Text provided section start
I have the nginx config down below. I added the line "rewrite ^([^.]*[^/])$ $1/ permanent;" to make sure that when my website pages are visited when they have no trailing slash, they still work. However, when I have a html form with an action without trailing slash, the form is not submitted and the page is just reloaded or forwarded. I cannot figure out which exactly.
server {
listen 80;
listen [::]:80;
server_name mysite.com;
rewrite ^([^.]*[^/])$ $1/ permanent;
absolute_redirect off;
server_name_in_redirect on;
location / {
proxy_pass http://webserver:80/;
}
location ~ /.well-known/acme-challenge {
allow all;
root /tmp/acme_challenge;
}
}
html form without trailing slash:
<form method='post' action='action/submit'>
html form with trailing slash:
<form method='post' action='action/submit/'>
htaccess:
RewriteEngine On
RewriteCond %{REQUEST_URI} !\.(css)$
RewriteCond %{REQUEST_FILENAME} !-f
RewriteCond %{REQUEST_FILENAME} !-d
RewriteRule ^(.+)$ index.php [L,QSA]
What can I do to make sure the form doesn't need a trailing slash?
Text provided section end
Supplied entries section start
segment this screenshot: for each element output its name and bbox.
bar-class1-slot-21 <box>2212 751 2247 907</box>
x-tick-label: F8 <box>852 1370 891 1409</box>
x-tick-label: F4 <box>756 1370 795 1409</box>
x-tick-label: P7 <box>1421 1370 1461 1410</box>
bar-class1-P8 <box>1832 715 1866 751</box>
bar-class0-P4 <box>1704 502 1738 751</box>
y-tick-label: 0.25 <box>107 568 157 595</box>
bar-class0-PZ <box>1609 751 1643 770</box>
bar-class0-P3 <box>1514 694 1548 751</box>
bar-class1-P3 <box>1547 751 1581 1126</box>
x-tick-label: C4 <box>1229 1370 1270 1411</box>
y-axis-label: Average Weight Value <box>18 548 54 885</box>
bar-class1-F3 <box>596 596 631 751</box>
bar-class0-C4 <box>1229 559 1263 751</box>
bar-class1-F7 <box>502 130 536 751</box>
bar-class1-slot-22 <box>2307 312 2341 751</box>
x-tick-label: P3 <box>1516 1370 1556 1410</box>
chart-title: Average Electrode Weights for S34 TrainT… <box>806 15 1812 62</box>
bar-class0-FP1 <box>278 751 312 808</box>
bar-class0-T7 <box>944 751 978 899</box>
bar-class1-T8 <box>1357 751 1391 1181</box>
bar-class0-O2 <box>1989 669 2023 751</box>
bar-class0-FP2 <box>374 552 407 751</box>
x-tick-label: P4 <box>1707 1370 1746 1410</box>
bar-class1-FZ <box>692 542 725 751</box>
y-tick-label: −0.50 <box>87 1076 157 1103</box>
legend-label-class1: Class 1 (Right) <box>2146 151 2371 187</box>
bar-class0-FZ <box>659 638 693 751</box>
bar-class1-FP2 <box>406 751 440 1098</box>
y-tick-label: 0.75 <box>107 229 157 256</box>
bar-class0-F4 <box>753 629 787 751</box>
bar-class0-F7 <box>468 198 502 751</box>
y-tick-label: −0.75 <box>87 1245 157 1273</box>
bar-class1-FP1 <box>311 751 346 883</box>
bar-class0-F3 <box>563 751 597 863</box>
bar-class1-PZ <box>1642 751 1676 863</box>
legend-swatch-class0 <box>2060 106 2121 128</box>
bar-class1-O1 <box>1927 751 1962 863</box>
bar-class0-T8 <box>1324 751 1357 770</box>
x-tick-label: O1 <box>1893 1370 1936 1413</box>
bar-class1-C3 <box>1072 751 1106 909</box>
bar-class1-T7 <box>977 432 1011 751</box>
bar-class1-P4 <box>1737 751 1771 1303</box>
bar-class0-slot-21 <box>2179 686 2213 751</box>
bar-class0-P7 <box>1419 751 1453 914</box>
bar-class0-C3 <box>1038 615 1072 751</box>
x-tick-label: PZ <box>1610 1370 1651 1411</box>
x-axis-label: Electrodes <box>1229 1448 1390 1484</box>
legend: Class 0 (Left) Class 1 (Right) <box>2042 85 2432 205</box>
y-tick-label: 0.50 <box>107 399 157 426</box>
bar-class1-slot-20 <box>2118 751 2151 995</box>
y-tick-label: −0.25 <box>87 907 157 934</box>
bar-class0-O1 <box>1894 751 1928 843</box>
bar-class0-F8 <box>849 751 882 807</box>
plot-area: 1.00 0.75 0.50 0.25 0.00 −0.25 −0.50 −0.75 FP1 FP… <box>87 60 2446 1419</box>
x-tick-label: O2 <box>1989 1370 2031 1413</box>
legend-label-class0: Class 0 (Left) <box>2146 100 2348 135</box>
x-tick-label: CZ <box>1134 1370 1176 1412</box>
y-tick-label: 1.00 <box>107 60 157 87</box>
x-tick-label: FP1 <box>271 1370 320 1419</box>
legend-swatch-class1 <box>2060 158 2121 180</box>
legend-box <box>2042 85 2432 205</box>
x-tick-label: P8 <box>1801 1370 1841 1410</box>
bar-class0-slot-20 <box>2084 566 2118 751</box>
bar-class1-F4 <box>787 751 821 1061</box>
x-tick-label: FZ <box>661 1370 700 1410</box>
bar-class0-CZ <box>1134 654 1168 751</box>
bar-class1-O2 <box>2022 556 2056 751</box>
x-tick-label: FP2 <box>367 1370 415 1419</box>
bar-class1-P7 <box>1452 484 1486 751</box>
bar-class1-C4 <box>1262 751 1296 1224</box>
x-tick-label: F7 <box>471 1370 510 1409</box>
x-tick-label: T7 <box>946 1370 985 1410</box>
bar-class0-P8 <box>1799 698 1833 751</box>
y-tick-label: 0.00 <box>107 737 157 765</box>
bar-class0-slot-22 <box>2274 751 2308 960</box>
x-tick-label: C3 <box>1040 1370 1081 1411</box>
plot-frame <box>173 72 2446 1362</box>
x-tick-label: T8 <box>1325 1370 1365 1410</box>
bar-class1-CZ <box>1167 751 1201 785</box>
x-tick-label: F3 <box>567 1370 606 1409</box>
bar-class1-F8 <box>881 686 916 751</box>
Supplied entries section end
Activity:
Carry on the question about the nginx trailing-slash rewrite and form submissions, starting right after its final sentence.

Result of this exercise:
Because when the browser is redirected with a 301 permanent (or 302 temporary) HTTP status, the redirected (second) request becomes a GET request and so any POST data that might have been on the initial request is lost.
However, this is an internal HTML form, you should already be submitting the request to the canonical URL (with a trailing slash) to begin with - it should never be redirected. (The redirect is presumably only for external visitors?)
If you do need to preserve the HTTP request method through the redirect then use a 308 permanent (or 307 temporary) and this will preserve the POST data. HOWEVER, this should not be necessary in this case as you really should be POSTing to the canonical URL to begin with.
Aside: Why have you included a
.htaccess(Apache) config file; this is presumably an Nginx server?!